--- Start Raw records ---

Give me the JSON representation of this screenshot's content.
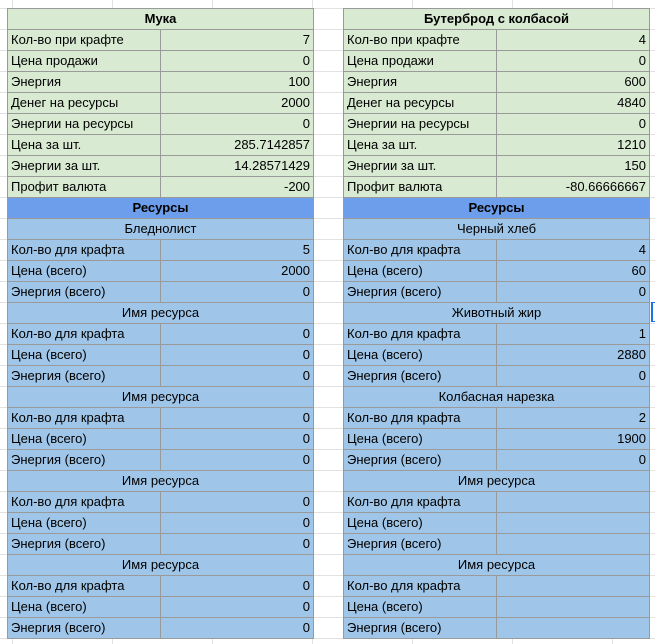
{
  "labels": {
    "craft_qty": "Кол-во при крафте",
    "sell_price": "Цена продажи",
    "energy": "Энергия",
    "money_res": "Денег на ресурсы",
    "energy_res": "Энергии на ресурсы",
    "price_each": "Цена за шт.",
    "energy_each": "Энергии за шт.",
    "profit": "Профит валюта",
    "resources": "Ресурсы",
    "need_qty": "Кол-во для крафта",
    "price_total": "Цена (всего)",
    "energy_total": "Энергия (всего)"
  },
  "left": {
    "title": "Мука",
    "craft_qty": "7",
    "sell_price": "0",
    "energy": "100",
    "money_res": "2000",
    "energy_res": "0",
    "price_each": "285.7142857",
    "energy_each": "14.28571429",
    "profit": "-200",
    "resources": [
      {
        "name": "Бледнолист",
        "qty": "5",
        "price": "2000",
        "energy": "0"
      },
      {
        "name": "Имя ресурса",
        "qty": "0",
        "price": "0",
        "energy": "0"
      },
      {
        "name": "Имя ресурса",
        "qty": "0",
        "price": "0",
        "energy": "0"
      },
      {
        "name": "Имя ресурса",
        "qty": "0",
        "price": "0",
        "energy": "0"
      },
      {
        "name": "Имя ресурса",
        "qty": "0",
        "price": "0",
        "energy": "0"
      }
    ]
  },
  "right": {
    "title": "Бутерброд с колбасой",
    "craft_qty": "4",
    "sell_price": "0",
    "energy": "600",
    "money_res": "4840",
    "energy_res": "0",
    "price_each": "1210",
    "energy_each": "150",
    "profit": "-80.66666667",
    "resources": [
      {
        "name": "Черный хлеб",
        "qty": "4",
        "price": "60",
        "energy": "0"
      },
      {
        "name": "Животный жир",
        "qty": "1",
        "price": "2880",
        "energy": "0"
      },
      {
        "name": "Колбасная нарезка",
        "qty": "2",
        "price": "1900",
        "energy": "0"
      },
      {
        "name": "Имя ресурса",
        "qty": "",
        "price": "",
        "energy": ""
      },
      {
        "name": "Имя ресурса",
        "qty": "",
        "price": "",
        "energy": ""
      }
    ]
  }
}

--- End Raw records ---

--- Objective ---
Set the entries down again exactly. Do not include the images.

--- Solution to this problem ---
Give me the JSON representation of this screenshot's content.
{
  "labels": {
    "craft_qty": "Кол-во при крафте",
    "sell_price": "Цена продажи",
    "energy": "Энергия",
    "money_res": "Денег на ресурсы",
    "energy_res": "Энергии на ресурсы",
    "price_each": "Цена за шт.",
    "energy_each": "Энергии за шт.",
    "profit": "Профит валюта",
    "resources": "Ресурсы",
    "need_qty": "Кол-во для крафта",
    "price_total": "Цена (всего)",
    "energy_total": "Энергия (всего)"
  },
  "left": {
    "title": "Мука",
    "craft_qty": "7",
    "sell_price": "0",
    "energy": "100",
    "money_res": "2000",
    "energy_res": "0",
    "price_each": "285.7142857",
    "energy_each": "14.28571429",
    "profit": "-200",
    "resources": [
      {
        "name": "Бледнолист",
        "qty": "5",
        "price": "2000",
        "energy": "0"
      },
      {
        "name": "Имя ресурса",
        "qty": "0",
        "price": "0",
        "energy": "0"
      },
      {
        "name": "Имя ресурса",
        "qty": "0",
        "price": "0",
        "energy": "0"
      },
      {
        "name": "Имя ресурса",
        "qty": "0",
        "price": "0",
        "energy": "0"
      },
      {
        "name": "Имя ресурса",
        "qty": "0",
        "price": "0",
        "energy": "0"
      }
    ]
  },
  "right": {
    "title": "Бутерброд с колбасой",
    "craft_qty": "4",
    "sell_price": "0",
    "energy": "600",
    "money_res": "4840",
    "energy_res": "0",
    "price_each": "1210",
    "energy_each": "150",
    "profit": "-80.66666667",
    "resources": [
      {
        "name": "Черный хлеб",
        "qty": "4",
        "price": "60",
        "energy": "0"
      },
      {
        "name": "Животный жир",
        "qty": "1",
        "price": "2880",
        "energy": "0"
      },
      {
        "name": "Колбасная нарезка",
        "qty": "2",
        "price": "1900",
        "energy": "0"
      },
      {
        "name": "Имя ресурса",
        "qty": "",
        "price": "",
        "energy": ""
      },
      {
        "name": "Имя ресурса",
        "qty": "",
        "price": "",
        "energy": ""
      }
    ]
  }
}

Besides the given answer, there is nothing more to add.